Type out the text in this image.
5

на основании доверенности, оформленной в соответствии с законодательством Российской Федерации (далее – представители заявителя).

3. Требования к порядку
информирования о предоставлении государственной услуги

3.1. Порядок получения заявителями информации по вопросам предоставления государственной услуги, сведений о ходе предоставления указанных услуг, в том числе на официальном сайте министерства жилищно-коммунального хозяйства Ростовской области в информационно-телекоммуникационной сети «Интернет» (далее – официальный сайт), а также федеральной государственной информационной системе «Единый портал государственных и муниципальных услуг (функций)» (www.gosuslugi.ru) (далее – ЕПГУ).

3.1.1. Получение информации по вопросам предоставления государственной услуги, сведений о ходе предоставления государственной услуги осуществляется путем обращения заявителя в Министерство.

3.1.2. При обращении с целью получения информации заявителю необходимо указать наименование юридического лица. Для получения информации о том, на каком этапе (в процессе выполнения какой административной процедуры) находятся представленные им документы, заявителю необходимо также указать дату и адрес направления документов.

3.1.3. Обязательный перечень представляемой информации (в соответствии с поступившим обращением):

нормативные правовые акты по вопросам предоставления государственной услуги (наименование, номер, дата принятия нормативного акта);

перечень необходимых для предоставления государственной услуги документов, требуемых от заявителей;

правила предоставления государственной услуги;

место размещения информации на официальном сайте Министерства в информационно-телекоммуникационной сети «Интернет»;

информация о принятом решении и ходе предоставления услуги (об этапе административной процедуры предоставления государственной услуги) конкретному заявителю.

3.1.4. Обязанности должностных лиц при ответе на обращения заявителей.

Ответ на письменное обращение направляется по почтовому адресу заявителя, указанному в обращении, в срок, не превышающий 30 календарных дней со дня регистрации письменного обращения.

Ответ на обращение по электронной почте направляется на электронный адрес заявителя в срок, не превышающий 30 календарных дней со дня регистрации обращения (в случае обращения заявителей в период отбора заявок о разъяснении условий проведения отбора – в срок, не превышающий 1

+ + +

### WHAT THE TASK REQUIRES
Copy every line that includes the string "также" from the material above.

### EXERCISE OUTPUT
3.1. Порядок получения заявителями информации по вопросам предоставления государственной услуги, сведений о ходе предоставления указанных услуг, в том числе на официальном сайте министерства жилищно-коммунального хозяйства Ростовской области в информационно-телекоммуникационной сети «Интернет» (далее – официальный сайт), а также федеральной государственной информационной системе «Единый портал государственных и муниципальных услуг (функций)» (www.gosuslugi.ru) (далее – ЕПГУ).
3.1.2. При обращении с целью получения информации заявителю необходимо указать наименование юридического лица. Для получения информации о том, на каком этапе (в процессе выполнения какой административной процедуры) находятся представленные им документы, заявителю необходимо также указать дату и адрес направления документов.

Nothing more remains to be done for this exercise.